**Given exercise**
Going through the material below, please gather all lines with the word "Nguyễn" in them.

**Records for this exercise**
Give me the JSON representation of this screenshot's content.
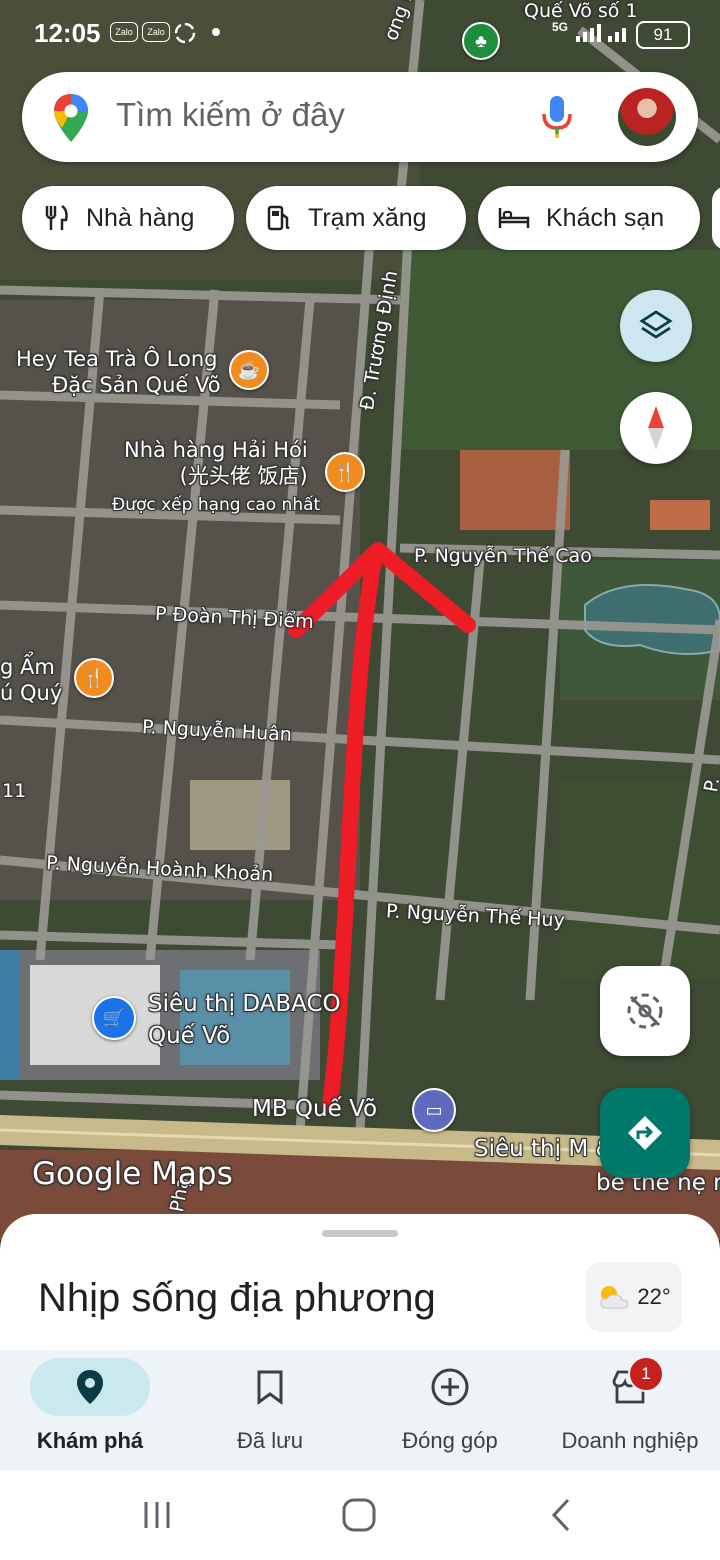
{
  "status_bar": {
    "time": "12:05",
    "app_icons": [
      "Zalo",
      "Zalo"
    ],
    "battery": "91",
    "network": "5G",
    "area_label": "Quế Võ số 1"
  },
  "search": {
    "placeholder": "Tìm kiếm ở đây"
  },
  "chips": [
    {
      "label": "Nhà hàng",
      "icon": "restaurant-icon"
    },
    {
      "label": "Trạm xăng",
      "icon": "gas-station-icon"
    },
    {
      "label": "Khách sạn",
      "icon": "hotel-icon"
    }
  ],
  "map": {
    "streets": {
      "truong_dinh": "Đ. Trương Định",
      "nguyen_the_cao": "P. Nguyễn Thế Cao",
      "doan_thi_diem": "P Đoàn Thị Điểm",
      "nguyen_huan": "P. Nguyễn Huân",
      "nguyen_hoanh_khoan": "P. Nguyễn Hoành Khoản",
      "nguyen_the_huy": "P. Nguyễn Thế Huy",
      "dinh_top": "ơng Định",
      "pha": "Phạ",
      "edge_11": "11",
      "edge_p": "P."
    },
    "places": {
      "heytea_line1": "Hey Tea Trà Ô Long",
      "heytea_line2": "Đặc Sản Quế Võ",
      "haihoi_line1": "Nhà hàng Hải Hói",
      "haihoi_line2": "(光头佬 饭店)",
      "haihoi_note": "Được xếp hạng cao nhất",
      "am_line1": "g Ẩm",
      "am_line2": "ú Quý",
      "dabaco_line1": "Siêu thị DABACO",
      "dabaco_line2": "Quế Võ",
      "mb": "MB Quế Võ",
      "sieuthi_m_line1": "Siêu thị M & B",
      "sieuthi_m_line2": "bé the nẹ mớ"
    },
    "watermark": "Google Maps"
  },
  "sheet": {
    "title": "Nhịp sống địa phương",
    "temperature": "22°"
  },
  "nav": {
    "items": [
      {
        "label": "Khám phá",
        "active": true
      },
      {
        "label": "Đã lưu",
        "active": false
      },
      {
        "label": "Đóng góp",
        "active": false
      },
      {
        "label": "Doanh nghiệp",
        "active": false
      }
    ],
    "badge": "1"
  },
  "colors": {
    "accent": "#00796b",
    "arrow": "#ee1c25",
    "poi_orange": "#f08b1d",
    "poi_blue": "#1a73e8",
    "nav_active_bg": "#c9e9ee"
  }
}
* * *
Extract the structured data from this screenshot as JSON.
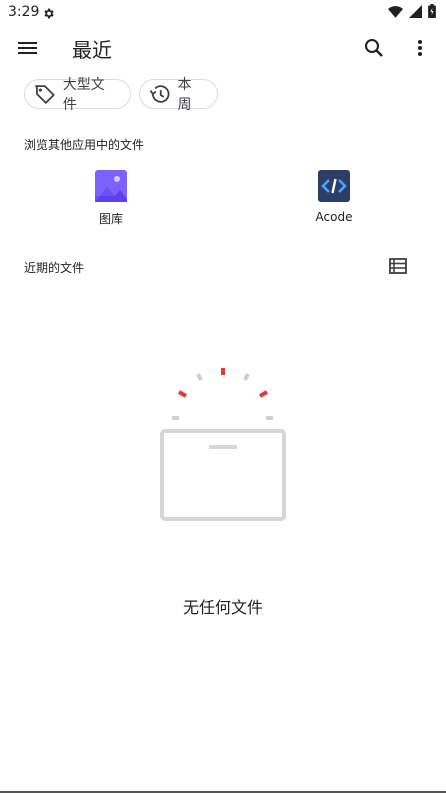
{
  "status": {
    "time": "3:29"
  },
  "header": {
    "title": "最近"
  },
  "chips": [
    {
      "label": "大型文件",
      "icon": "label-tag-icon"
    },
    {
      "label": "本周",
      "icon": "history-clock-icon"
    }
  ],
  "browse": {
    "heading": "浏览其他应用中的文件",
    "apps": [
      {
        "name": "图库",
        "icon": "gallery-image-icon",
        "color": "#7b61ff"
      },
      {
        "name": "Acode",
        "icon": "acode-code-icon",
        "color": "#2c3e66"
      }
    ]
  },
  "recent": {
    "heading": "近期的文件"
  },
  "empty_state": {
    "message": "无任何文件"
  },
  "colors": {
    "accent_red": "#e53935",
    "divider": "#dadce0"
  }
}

**Expected answer**
      "nguyen_the_cao": "P. Nguyễn Thế Cao",
      "nguyen_huan": "P. Nguyễn Huân",
      "nguyen_hoanh_khoan": "P. Nguyễn Hoành Khoản",
      "nguyen_the_huy": "P. Nguyễn Thế Huy",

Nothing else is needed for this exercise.